__SET EXERCISE__: Reproduce all the lines below exactly and omit the images.

***** DATA PROVIDED

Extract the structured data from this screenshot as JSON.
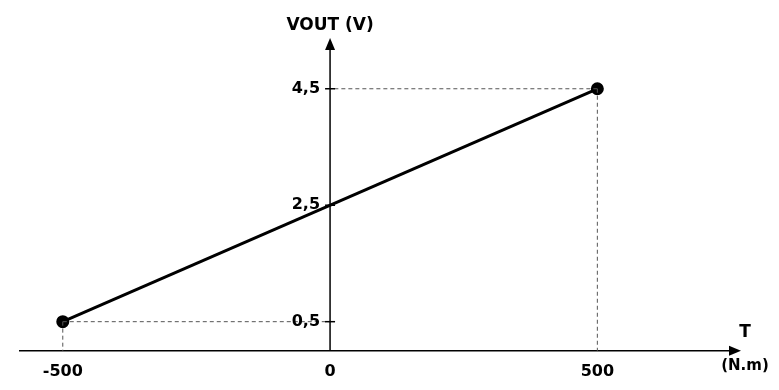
{
  "chart_data": {
    "type": "line",
    "x_label": "T (N.m)",
    "y_label": "VOUT (V)",
    "x": [
      -500,
      500
    ],
    "values": [
      0.5,
      4.5
    ],
    "color": "#000000",
    "marker": "circle",
    "xlim": [
      -580,
      750
    ],
    "ylim": [
      0,
      5.2
    ],
    "xticks": [
      -500,
      0,
      500
    ],
    "yticks": [
      {
        "value": 0.5,
        "label": "0,5"
      },
      {
        "value": 2.5,
        "label": "2,5"
      },
      {
        "value": 4.5,
        "label": "4,5"
      }
    ],
    "grid": false
  }
}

**********

__RESPONSE FOR THIS EXERCISE__:
Extract the structured data from this screenshot as JSON.
{
  "chart_data": {
    "type": "line",
    "x_label": "T (N.m)",
    "y_label": "VOUT (V)",
    "x": [
      -500,
      500
    ],
    "values": [
      0.5,
      4.5
    ],
    "color": "#000000",
    "marker": "circle",
    "xlim": [
      -580,
      750
    ],
    "ylim": [
      0,
      5.2
    ],
    "xticks": [
      -500,
      0,
      500
    ],
    "yticks": [
      {
        "value": 0.5,
        "label": "0,5"
      },
      {
        "value": 2.5,
        "label": "2,5"
      },
      {
        "value": 4.5,
        "label": "4,5"
      }
    ],
    "grid": false
  }
}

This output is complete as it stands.